__Dataset entries__:
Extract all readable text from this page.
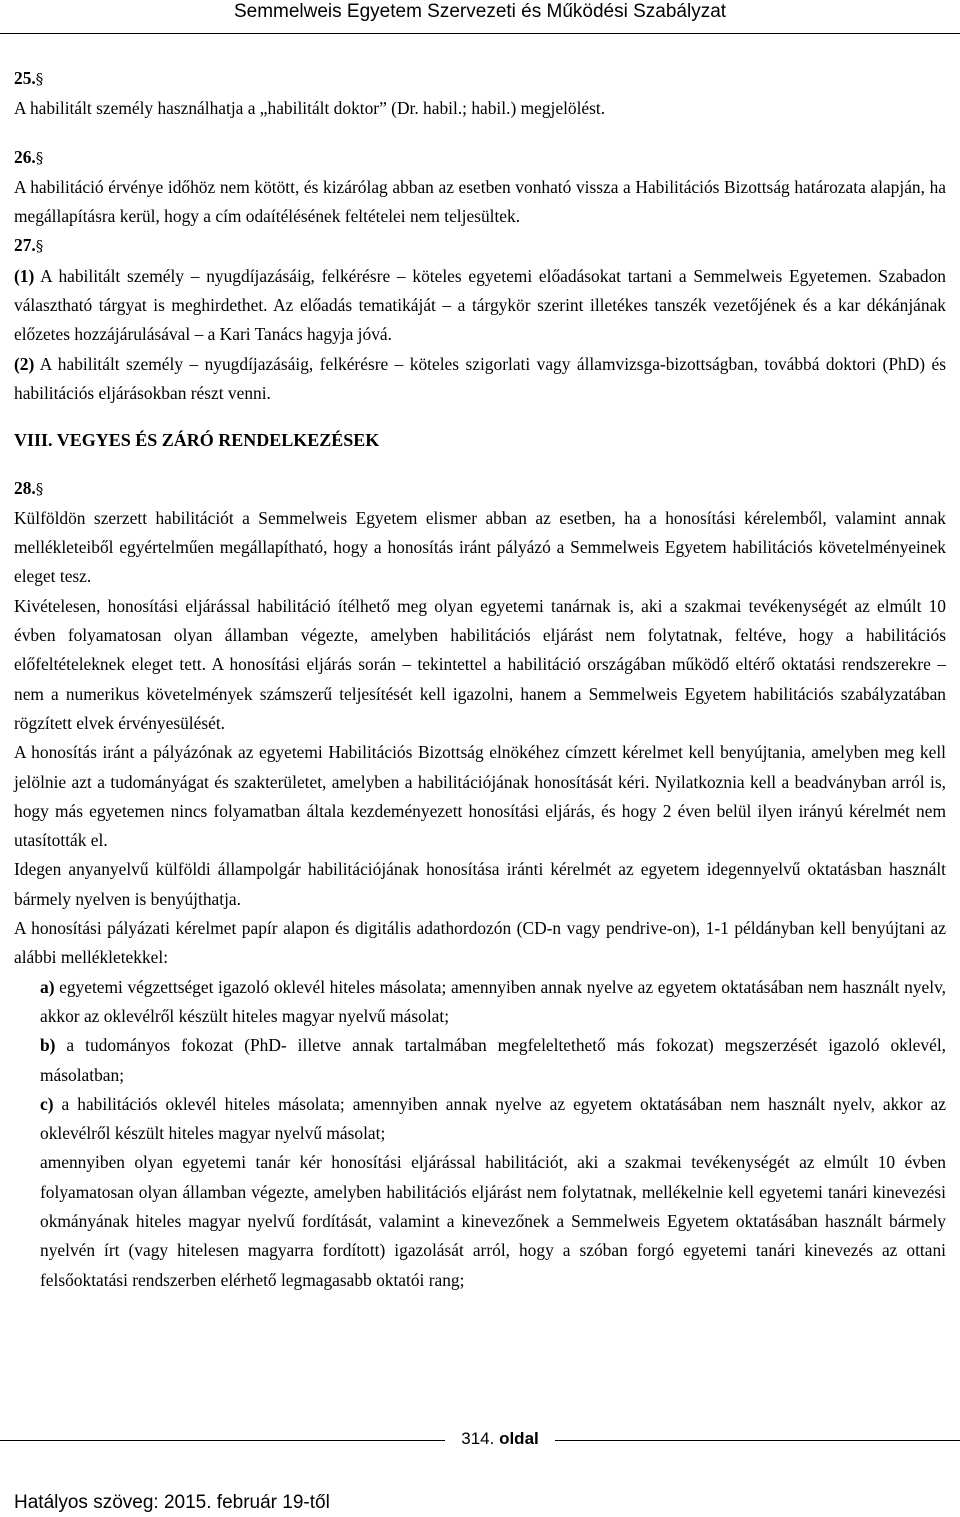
Semmelweis Egyetem Szervezeti és Működési Szabályzat

25.§

A habilitált személy használhatja a „habilitált doktor” (Dr. habil.; habil.) megjelölést.

26.§

A habilitáció érvénye időhöz nem kötött, és kizárólag abban az esetben vonható vissza a Habilitációs Bizottság határozata alapján, ha megállapításra kerül, hogy a cím odaítélésének feltételei nem teljesültek.

27.§

(1) A habilitált személy – nyugdíjazásáig, felkérésre – köteles egyetemi előadásokat tartani a Semmelweis Egyetemen. Szabadon választható tárgyat is meghirdethet. Az előadás tematikáját – a tárgykör szerint illetékes tanszék vezetőjének és a kar dékánjának előzetes hozzájárulásával – a Kari Tanács hagyja jóvá.

(2) A habilitált személy – nyugdíjazásáig, felkérésre – köteles szigorlati vagy államvizsga-bizottságban, továbbá doktori (PhD) és habilitációs eljárásokban részt venni.

VIII. VEGYES ÉS ZÁRÓ RENDELKEZÉSEK

28.§

Külföldön szerzett habilitációt a Semmelweis Egyetem elismer abban az esetben, ha a honosítási kérelemből, valamint annak mellékleteiből egyértelműen megállapítható, hogy a honosítás iránt pályázó a Semmelweis Egyetem habilitációs követelményeinek eleget tesz.

Kivételesen, honosítási eljárással habilitáció ítélhető meg olyan egyetemi tanárnak is, aki a szakmai tevékenységét az elmúlt 10 évben folyamatosan olyan államban végezte, amelyben habilitációs eljárást nem folytatnak, feltéve, hogy a habilitációs előfeltételeknek eleget tett. A honosítási eljárás során – tekintettel a habilitáció országában működő eltérő oktatási rendszerekre – nem a numerikus követelmények számszerű teljesítését kell igazolni, hanem a Semmelweis Egyetem habilitációs szabályzatában rögzített elvek érvényesülését.

A honosítás iránt a pályázónak az egyetemi Habilitációs Bizottság elnökéhez címzett kérelmet kell benyújtania, amelyben meg kell jelölnie azt a tudományágat és szakterületet, amelyben a habilitációjának honosítását kéri. Nyilatkoznia kell a beadványban arról is, hogy más egyetemen nincs folyamatban általa kezdeményezett honosítási eljárás, és hogy 2 éven belül ilyen irányú kérelmét nem utasították el.

Idegen anyanyelvű külföldi állampolgár habilitációjának honosítása iránti kérelmét az egyetem idegennyelvű oktatásban használt bármely nyelven is benyújthatja.

A honosítási pályázati kérelmet papír alapon és digitális adathordozón (CD-n vagy pendrive-on), 1-1 példányban kell benyújtani az alábbi mellékletekkel:

a) egyetemi végzettséget igazoló oklevél hiteles másolata; amennyiben annak nyelve az egyetem oktatásában nem használt nyelv, akkor az oklevélről készült hiteles magyar nyelvű másolat;

b) a tudományos fokozat (PhD- illetve annak tartalmában megfeleltethető más fokozat) megszerzését igazoló oklevél, másolatban;

c) a habilitációs oklevél hiteles másolata; amennyiben annak nyelve az egyetem oktatásában nem használt nyelv, akkor az oklevélről készült hiteles magyar nyelvű másolat;

amennyiben olyan egyetemi tanár kér honosítási eljárással habilitációt, aki a szakmai tevékenységét az elmúlt 10 évben folyamatosan olyan államban végezte, amelyben habilitációs eljárást nem folytatnak, mellékelnie kell egyetemi tanári kinevezési okmányának hiteles magyar nyelvű fordítását, valamint a kinevezőnek a Semmelweis Egyetem oktatásában használt bármely nyelvén írt (vagy hitelesen magyarra fordított) igazolását arról, hogy a szóban forgó egyetemi tanári kinevezés az ottani felsőoktatási rendszerben elérhető legmagasabb oktatói rang;

314. oldal
Hatályos szöveg: 2015. február 19-től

__Written exercise__: Using the records above, output their complete text exactly, minus any images.

__Answer for the task__:
Extract all readable text from this page.
Semmelweis Egyetem Szervezeti és Működési Szabályzat

25.§

A habilitált személy használhatja a „habilitált doktor” (Dr. habil.; habil.) megjelölést.

26.§

A habilitáció érvénye időhöz nem kötött, és kizárólag abban az esetben vonható vissza a Habilitációs Bizottság határozata alapján, ha megállapításra kerül, hogy a cím odaítélésének feltételei nem teljesültek.

27.§

(1) A habilitált személy – nyugdíjazásáig, felkérésre – köteles egyetemi előadásokat tartani a Semmelweis Egyetemen. Szabadon választható tárgyat is meghirdethet. Az előadás tematikáját – a tárgykör szerint illetékes tanszék vezetőjének és a kar dékánjának előzetes hozzájárulásával – a Kari Tanács hagyja jóvá.

(2) A habilitált személy – nyugdíjazásáig, felkérésre – köteles szigorlati vagy államvizsga-bizottságban, továbbá doktori (PhD) és habilitációs eljárásokban részt venni.

VIII. VEGYES ÉS ZÁRÓ RENDELKEZÉSEK

28.§

Külföldön szerzett habilitációt a Semmelweis Egyetem elismer abban az esetben, ha a honosítási kérelemből, valamint annak mellékleteiből egyértelműen megállapítható, hogy a honosítás iránt pályázó a Semmelweis Egyetem habilitációs követelményeinek eleget tesz.

Kivételesen, honosítási eljárással habilitáció ítélhető meg olyan egyetemi tanárnak is, aki a szakmai tevékenységét az elmúlt 10 évben folyamatosan olyan államban végezte, amelyben habilitációs eljárást nem folytatnak, feltéve, hogy a habilitációs előfeltételeknek eleget tett. A honosítási eljárás során – tekintettel a habilitáció országában működő eltérő oktatási rendszerekre – nem a numerikus követelmények számszerű teljesítését kell igazolni, hanem a Semmelweis Egyetem habilitációs szabályzatában rögzített elvek érvényesülését.

A honosítás iránt a pályázónak az egyetemi Habilitációs Bizottság elnökéhez címzett kérelmet kell benyújtania, amelyben meg kell jelölnie azt a tudományágat és szakterületet, amelyben a habilitációjának honosítását kéri. Nyilatkoznia kell a beadványban arról is, hogy más egyetemen nincs folyamatban általa kezdeményezett honosítási eljárás, és hogy 2 éven belül ilyen irányú kérelmét nem utasították el.

Idegen anyanyelvű külföldi állampolgár habilitációjának honosítása iránti kérelmét az egyetem idegennyelvű oktatásban használt bármely nyelven is benyújthatja.

A honosítási pályázati kérelmet papír alapon és digitális adathordozón (CD-n vagy pendrive-on), 1-1 példányban kell benyújtani az alábbi mellékletekkel:

a) egyetemi végzettséget igazoló oklevél hiteles másolata; amennyiben annak nyelve az egyetem oktatásában nem használt nyelv, akkor az oklevélről készült hiteles magyar nyelvű másolat;

b) a tudományos fokozat (PhD- illetve annak tartalmában megfeleltethető más fokozat) megszerzését igazoló oklevél, másolatban;

c) a habilitációs oklevél hiteles másolata; amennyiben annak nyelve az egyetem oktatásában nem használt nyelv, akkor az oklevélről készült hiteles magyar nyelvű másolat;

amennyiben olyan egyetemi tanár kér honosítási eljárással habilitációt, aki a szakmai tevékenységét az elmúlt 10 évben folyamatosan olyan államban végezte, amelyben habilitációs eljárást nem folytatnak, mellékelnie kell egyetemi tanári kinevezési okmányának hiteles magyar nyelvű fordítását, valamint a kinevezőnek a Semmelweis Egyetem oktatásában használt bármely nyelvén írt (vagy hitelesen magyarra fordított) igazolását arról, hogy a szóban forgó egyetemi tanári kinevezés az ottani felsőoktatási rendszerben elérhető legmagasabb oktatói rang;

314. oldal
Hatályos szöveg: 2015. február 19-től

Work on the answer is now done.